Task to complete - Repeat each entry in full, exactly.

Data entries for graphics -
-*-*-

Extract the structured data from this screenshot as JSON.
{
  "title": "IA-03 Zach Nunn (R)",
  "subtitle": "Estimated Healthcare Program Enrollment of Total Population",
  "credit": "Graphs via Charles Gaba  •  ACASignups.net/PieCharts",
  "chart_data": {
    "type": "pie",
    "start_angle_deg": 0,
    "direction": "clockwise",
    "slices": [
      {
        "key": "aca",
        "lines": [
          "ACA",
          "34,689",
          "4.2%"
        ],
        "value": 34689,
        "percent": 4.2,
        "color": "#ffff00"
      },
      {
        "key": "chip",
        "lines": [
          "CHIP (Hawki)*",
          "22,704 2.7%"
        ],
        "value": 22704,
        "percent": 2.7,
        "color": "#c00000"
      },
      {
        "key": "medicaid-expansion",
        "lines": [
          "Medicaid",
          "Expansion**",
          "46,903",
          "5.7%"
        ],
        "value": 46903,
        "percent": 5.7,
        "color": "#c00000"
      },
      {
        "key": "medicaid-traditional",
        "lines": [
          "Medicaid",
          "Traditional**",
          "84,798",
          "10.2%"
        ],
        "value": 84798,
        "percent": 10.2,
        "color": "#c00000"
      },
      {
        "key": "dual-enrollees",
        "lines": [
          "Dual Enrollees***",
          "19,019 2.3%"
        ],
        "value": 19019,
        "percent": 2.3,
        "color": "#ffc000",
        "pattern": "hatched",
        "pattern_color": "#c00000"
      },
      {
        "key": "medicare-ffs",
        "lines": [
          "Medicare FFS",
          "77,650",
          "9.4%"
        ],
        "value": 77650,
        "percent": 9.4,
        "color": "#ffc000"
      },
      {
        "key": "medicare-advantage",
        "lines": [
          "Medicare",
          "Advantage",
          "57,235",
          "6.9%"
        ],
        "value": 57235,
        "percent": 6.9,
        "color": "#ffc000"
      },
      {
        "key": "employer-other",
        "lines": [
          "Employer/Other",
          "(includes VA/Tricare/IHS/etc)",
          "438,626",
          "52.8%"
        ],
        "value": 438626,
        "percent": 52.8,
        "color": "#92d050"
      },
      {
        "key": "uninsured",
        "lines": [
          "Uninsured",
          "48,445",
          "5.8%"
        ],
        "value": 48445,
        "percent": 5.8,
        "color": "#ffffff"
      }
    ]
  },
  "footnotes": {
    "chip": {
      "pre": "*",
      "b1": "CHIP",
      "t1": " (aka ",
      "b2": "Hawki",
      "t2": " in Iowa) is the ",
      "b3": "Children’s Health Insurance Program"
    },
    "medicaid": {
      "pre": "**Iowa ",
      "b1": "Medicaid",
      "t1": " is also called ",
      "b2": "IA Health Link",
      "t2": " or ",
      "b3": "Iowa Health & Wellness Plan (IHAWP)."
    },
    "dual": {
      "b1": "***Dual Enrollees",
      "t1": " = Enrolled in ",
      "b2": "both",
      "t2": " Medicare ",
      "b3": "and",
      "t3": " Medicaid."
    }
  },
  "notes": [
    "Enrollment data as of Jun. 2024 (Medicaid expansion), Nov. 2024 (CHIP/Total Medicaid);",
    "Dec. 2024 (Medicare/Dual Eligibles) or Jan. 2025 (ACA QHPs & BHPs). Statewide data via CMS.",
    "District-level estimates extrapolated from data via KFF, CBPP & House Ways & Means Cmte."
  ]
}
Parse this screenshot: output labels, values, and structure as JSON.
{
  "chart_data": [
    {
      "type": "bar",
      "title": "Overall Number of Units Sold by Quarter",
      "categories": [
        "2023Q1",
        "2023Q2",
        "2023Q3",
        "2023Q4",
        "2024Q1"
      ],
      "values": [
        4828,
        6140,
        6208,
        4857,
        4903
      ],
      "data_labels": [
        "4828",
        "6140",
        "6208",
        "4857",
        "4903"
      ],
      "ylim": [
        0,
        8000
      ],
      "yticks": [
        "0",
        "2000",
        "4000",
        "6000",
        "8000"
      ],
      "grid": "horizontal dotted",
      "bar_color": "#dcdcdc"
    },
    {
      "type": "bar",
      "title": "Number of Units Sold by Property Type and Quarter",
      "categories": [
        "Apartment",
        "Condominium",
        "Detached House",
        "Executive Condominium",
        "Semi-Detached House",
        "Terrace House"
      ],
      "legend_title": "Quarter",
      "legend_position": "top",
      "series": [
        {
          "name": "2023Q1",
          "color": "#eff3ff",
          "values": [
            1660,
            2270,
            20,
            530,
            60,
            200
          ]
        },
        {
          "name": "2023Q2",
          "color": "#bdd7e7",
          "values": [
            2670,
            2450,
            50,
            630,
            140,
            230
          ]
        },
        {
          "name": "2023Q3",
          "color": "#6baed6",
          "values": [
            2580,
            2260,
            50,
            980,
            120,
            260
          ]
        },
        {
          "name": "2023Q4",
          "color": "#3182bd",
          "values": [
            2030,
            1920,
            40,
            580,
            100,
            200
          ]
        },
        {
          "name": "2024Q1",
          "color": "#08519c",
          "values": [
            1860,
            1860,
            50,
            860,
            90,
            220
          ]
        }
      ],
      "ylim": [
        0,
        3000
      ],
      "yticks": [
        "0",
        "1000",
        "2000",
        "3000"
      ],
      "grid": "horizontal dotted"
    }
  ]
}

-*-*-

Answer to the problem -
Extract the structured data from this screenshot as JSON.
{
  "title": "IA-03 Zach Nunn (R)",
  "subtitle": "Estimated Healthcare Program Enrollment of Total Population",
  "credit": "Graphs via Charles Gaba  •  ACASignups.net/PieCharts",
  "chart_data": {
    "type": "pie",
    "start_angle_deg": 0,
    "direction": "clockwise",
    "slices": [
      {
        "key": "aca",
        "lines": [
          "ACA",
          "34,689",
          "4.2%"
        ],
        "value": 34689,
        "percent": 4.2,
        "color": "#ffff00"
      },
      {
        "key": "chip",
        "lines": [
          "CHIP (Hawki)*",
          "22,704 2.7%"
        ],
        "value": 22704,
        "percent": 2.7,
        "color": "#c00000"
      },
      {
        "key": "medicaid-expansion",
        "lines": [
          "Medicaid",
          "Expansion**",
          "46,903",
          "5.7%"
        ],
        "value": 46903,
        "percent": 5.7,
        "color": "#c00000"
      },
      {
        "key": "medicaid-traditional",
        "lines": [
          "Medicaid",
          "Traditional**",
          "84,798",
          "10.2%"
        ],
        "value": 84798,
        "percent": 10.2,
        "color": "#c00000"
      },
      {
        "key": "dual-enrollees",
        "lines": [
          "Dual Enrollees***",
          "19,019 2.3%"
        ],
        "value": 19019,
        "percent": 2.3,
        "color": "#ffc000",
        "pattern": "hatched",
        "pattern_color": "#c00000"
      },
      {
        "key": "medicare-ffs",
        "lines": [
          "Medicare FFS",
          "77,650",
          "9.4%"
        ],
        "value": 77650,
        "percent": 9.4,
        "color": "#ffc000"
      },
      {
        "key": "medicare-advantage",
        "lines": [
          "Medicare",
          "Advantage",
          "57,235",
          "6.9%"
        ],
        "value": 57235,
        "percent": 6.9,
        "color": "#ffc000"
      },
      {
        "key": "employer-other",
        "lines": [
          "Employer/Other",
          "(includes VA/Tricare/IHS/etc)",
          "438,626",
          "52.8%"
        ],
        "value": 438626,
        "percent": 52.8,
        "color": "#92d050"
      },
      {
        "key": "uninsured",
        "lines": [
          "Uninsured",
          "48,445",
          "5.8%"
        ],
        "value": 48445,
        "percent": 5.8,
        "color": "#ffffff"
      }
    ]
  },
  "footnotes": {
    "chip": {
      "pre": "*",
      "b1": "CHIP",
      "t1": " (aka ",
      "b2": "Hawki",
      "t2": " in Iowa) is the ",
      "b3": "Children’s Health Insurance Program"
    },
    "medicaid": {
      "pre": "**Iowa ",
      "b1": "Medicaid",
      "t1": " is also called ",
      "b2": "IA Health Link",
      "t2": " or ",
      "b3": "Iowa Health & Wellness Plan (IHAWP)."
    },
    "dual": {
      "b1": "***Dual Enrollees",
      "t1": " = Enrolled in ",
      "b2": "both",
      "t2": " Medicare ",
      "b3": "and",
      "t3": " Medicaid."
    }
  },
  "notes": [
    "Enrollment data as of Jun. 2024 (Medicaid expansion), Nov. 2024 (CHIP/Total Medicaid);",
    "Dec. 2024 (Medicare/Dual Eligibles) or Jan. 2025 (ACA QHPs & BHPs). Statewide data via CMS.",
    "District-level estimates extrapolated from data via KFF, CBPP & House Ways & Means Cmte."
  ]
}
Parse this screenshot: output labels, values, and structure as JSON.
{
  "chart_data": [
    {
      "type": "bar",
      "title": "Overall Number of Units Sold by Quarter",
      "categories": [
        "2023Q1",
        "2023Q2",
        "2023Q3",
        "2023Q4",
        "2024Q1"
      ],
      "values": [
        4828,
        6140,
        6208,
        4857,
        4903
      ],
      "data_labels": [
        "4828",
        "6140",
        "6208",
        "4857",
        "4903"
      ],
      "ylim": [
        0,
        8000
      ],
      "yticks": [
        "0",
        "2000",
        "4000",
        "6000",
        "8000"
      ],
      "grid": "horizontal dotted",
      "bar_color": "#dcdcdc"
    },
    {
      "type": "bar",
      "title": "Number of Units Sold by Property Type and Quarter",
      "categories": [
        "Apartment",
        "Condominium",
        "Detached House",
        "Executive Condominium",
        "Semi-Detached House",
        "Terrace House"
      ],
      "legend_title": "Quarter",
      "legend_position": "top",
      "series": [
        {
          "name": "2023Q1",
          "color": "#eff3ff",
          "values": [
            1660,
            2270,
            20,
            530,
            60,
            200
          ]
        },
        {
          "name": "2023Q2",
          "color": "#bdd7e7",
          "values": [
            2670,
            2450,
            50,
            630,
            140,
            230
          ]
        },
        {
          "name": "2023Q3",
          "color": "#6baed6",
          "values": [
            2580,
            2260,
            50,
            980,
            120,
            260
          ]
        },
        {
          "name": "2023Q4",
          "color": "#3182bd",
          "values": [
            2030,
            1920,
            40,
            580,
            100,
            200
          ]
        },
        {
          "name": "2024Q1",
          "color": "#08519c",
          "values": [
            1860,
            1860,
            50,
            860,
            90,
            220
          ]
        }
      ],
      "ylim": [
        0,
        3000
      ],
      "yticks": [
        "0",
        "1000",
        "2000",
        "3000"
      ],
      "grid": "horizontal dotted"
    }
  ]
}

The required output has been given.